(Figure dataset records)
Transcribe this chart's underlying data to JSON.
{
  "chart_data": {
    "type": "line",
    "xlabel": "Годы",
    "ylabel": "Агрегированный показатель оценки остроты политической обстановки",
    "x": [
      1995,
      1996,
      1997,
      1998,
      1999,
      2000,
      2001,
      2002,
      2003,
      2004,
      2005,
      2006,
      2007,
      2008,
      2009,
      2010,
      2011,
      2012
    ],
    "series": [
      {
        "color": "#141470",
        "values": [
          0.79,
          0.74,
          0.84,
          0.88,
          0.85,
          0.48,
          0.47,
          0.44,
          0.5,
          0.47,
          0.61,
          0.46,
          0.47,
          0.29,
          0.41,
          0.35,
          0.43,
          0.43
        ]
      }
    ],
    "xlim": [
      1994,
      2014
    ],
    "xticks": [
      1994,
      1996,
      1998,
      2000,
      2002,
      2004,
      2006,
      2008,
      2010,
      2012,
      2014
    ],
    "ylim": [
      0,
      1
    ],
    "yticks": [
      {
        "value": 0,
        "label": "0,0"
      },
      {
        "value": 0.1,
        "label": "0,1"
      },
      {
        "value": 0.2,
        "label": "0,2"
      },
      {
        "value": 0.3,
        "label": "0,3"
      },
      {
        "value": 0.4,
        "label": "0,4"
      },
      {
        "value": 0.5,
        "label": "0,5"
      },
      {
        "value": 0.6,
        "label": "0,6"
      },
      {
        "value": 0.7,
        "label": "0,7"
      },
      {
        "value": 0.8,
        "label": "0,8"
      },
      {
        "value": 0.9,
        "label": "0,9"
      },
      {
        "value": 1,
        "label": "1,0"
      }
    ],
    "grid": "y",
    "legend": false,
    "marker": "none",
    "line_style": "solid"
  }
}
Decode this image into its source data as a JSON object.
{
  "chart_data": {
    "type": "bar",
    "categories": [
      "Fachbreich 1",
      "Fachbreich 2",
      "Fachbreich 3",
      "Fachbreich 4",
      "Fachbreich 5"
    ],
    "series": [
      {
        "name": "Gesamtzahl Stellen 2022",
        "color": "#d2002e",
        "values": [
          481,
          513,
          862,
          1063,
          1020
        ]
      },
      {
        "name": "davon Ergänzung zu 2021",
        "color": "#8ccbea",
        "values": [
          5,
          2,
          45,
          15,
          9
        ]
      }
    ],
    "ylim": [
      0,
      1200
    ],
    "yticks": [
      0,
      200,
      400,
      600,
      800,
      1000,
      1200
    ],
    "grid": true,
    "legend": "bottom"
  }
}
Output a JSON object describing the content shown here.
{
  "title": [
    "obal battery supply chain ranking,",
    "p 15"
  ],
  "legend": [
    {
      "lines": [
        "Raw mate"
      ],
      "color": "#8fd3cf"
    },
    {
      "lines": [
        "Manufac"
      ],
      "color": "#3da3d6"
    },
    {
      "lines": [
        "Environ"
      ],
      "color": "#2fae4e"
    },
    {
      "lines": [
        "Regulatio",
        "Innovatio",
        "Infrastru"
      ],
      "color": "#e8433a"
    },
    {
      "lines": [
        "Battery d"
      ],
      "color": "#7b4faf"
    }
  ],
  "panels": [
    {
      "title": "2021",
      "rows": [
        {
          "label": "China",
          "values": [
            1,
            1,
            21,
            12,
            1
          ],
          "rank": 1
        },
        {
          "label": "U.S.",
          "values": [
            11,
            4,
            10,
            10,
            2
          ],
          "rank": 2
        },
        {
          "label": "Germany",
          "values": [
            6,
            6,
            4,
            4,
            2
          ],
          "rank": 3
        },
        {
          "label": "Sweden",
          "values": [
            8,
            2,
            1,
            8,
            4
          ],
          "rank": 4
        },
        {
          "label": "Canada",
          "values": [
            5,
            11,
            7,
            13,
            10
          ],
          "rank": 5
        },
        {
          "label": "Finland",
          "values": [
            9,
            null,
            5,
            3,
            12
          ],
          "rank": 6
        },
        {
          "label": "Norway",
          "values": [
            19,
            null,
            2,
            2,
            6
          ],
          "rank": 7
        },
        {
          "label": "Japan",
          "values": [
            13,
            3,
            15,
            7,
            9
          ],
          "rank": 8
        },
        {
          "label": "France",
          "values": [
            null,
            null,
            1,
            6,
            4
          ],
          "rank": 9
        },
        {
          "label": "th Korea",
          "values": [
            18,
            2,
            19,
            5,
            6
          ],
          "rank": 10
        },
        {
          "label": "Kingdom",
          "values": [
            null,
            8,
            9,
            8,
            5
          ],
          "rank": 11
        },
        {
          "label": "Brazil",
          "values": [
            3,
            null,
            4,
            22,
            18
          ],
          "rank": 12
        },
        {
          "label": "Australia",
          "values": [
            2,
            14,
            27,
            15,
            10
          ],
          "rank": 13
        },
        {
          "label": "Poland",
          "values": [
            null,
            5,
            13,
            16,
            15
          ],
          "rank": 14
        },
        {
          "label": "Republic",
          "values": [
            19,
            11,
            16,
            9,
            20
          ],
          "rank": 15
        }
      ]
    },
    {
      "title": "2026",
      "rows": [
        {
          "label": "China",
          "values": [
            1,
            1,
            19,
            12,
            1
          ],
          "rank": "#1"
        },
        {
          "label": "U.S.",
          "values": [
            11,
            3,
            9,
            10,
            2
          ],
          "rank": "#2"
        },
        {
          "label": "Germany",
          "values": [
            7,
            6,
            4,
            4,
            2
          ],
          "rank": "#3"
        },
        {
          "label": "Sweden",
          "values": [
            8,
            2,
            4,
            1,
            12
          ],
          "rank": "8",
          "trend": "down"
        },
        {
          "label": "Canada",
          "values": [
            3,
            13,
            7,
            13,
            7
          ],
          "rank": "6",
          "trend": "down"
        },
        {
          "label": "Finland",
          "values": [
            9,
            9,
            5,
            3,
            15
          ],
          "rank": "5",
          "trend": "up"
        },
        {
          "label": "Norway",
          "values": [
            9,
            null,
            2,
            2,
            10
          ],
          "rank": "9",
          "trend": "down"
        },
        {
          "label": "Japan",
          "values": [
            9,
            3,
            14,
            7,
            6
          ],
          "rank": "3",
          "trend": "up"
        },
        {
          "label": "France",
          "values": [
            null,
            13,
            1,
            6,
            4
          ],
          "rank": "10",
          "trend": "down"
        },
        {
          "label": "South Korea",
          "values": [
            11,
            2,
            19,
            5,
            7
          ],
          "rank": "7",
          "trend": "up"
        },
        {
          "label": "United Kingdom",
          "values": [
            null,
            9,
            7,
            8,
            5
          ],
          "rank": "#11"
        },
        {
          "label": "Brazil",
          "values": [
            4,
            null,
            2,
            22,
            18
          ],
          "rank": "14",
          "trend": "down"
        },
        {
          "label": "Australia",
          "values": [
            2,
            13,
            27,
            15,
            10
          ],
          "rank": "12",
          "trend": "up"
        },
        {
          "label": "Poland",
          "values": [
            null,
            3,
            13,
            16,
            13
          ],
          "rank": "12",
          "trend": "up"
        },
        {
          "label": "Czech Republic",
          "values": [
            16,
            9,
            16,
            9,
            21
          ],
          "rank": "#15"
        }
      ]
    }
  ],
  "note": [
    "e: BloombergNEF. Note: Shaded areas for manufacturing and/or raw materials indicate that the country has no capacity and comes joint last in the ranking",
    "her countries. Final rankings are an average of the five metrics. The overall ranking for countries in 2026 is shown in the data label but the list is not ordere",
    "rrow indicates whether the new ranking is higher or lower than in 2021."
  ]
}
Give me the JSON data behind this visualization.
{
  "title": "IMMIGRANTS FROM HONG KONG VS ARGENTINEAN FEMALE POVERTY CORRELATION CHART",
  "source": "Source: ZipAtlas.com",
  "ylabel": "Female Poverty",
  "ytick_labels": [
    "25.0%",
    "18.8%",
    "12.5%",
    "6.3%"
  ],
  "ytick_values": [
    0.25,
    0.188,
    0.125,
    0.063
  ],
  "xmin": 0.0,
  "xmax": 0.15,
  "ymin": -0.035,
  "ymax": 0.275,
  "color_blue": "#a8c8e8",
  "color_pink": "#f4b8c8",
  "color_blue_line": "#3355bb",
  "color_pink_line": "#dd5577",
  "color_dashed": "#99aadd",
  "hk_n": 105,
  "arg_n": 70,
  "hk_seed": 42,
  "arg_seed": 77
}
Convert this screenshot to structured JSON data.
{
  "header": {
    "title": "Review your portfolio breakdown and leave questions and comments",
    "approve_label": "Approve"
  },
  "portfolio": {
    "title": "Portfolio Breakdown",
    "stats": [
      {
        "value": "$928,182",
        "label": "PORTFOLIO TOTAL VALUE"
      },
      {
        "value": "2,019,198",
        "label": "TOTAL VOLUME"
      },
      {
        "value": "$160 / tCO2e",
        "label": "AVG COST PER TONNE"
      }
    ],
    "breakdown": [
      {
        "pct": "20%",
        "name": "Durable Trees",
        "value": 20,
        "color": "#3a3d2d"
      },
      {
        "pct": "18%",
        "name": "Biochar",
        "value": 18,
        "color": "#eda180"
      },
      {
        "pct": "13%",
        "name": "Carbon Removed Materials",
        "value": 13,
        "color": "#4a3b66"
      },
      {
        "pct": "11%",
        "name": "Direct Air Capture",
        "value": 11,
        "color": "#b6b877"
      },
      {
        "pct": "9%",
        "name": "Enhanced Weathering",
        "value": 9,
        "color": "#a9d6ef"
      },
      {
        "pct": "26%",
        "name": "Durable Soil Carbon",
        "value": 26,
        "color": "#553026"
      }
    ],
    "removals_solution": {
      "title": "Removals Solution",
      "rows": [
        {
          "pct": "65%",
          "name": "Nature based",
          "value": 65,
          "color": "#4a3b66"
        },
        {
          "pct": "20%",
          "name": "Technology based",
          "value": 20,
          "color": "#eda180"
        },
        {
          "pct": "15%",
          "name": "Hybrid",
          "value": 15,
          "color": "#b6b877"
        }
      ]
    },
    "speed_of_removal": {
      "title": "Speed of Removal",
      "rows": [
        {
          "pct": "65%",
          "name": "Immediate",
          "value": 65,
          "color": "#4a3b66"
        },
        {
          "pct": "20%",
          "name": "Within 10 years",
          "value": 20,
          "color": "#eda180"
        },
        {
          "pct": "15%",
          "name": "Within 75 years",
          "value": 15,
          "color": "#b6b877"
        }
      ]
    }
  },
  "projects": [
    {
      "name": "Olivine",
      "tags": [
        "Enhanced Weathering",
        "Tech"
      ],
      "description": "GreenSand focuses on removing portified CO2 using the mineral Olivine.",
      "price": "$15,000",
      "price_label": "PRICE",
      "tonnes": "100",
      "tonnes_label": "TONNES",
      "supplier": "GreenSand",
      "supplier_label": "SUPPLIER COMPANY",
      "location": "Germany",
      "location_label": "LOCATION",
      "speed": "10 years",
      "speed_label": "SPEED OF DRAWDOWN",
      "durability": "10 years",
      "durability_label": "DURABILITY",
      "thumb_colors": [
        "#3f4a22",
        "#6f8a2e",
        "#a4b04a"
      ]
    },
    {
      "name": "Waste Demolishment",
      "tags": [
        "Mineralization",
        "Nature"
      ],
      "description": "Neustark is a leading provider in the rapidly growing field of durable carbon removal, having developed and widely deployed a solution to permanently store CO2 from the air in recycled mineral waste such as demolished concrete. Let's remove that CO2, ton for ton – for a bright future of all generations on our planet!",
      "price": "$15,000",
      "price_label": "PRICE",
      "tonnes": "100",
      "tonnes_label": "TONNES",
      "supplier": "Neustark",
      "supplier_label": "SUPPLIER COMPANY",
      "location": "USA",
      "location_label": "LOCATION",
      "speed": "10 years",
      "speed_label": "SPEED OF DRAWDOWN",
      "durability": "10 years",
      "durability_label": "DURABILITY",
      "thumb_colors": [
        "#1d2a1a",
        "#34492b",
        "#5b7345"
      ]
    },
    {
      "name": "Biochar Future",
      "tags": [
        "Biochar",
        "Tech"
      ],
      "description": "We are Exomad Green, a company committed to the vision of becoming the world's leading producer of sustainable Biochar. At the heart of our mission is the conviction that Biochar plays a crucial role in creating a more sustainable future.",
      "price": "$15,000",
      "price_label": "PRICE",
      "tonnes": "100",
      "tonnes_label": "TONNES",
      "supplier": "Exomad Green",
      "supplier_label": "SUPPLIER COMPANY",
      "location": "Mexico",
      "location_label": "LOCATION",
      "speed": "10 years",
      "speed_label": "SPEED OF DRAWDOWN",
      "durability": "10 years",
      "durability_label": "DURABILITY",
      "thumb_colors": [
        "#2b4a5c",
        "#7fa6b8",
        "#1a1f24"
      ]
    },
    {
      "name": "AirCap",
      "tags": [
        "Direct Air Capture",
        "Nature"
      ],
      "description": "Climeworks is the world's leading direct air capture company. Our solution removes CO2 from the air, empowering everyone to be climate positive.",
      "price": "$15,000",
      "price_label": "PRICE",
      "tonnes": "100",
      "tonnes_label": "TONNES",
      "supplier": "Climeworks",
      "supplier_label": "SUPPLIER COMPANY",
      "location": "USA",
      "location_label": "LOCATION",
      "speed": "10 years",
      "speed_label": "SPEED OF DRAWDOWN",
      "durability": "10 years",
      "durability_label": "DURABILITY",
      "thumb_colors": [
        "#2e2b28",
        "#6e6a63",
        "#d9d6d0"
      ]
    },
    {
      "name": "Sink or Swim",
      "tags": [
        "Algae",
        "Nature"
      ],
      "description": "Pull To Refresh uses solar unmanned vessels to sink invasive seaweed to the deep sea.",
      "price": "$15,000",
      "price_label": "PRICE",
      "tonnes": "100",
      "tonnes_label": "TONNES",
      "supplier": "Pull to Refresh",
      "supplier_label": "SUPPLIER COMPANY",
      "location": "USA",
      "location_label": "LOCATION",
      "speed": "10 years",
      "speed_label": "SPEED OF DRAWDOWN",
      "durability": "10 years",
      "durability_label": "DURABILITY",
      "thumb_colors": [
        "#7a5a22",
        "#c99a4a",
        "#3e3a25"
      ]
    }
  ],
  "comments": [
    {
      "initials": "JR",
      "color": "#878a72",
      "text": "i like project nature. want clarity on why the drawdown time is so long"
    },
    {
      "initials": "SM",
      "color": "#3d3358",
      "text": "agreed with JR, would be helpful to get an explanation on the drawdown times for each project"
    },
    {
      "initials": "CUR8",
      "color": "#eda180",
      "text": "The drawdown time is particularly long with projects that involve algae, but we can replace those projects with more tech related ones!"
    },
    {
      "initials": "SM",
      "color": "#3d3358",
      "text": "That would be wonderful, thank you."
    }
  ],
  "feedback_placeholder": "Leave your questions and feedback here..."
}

SHORT EXERCISE ▸ Only the number is wanted: how many lines contain the string "ranking"?

COMPLETE OUTPUT ▸ 4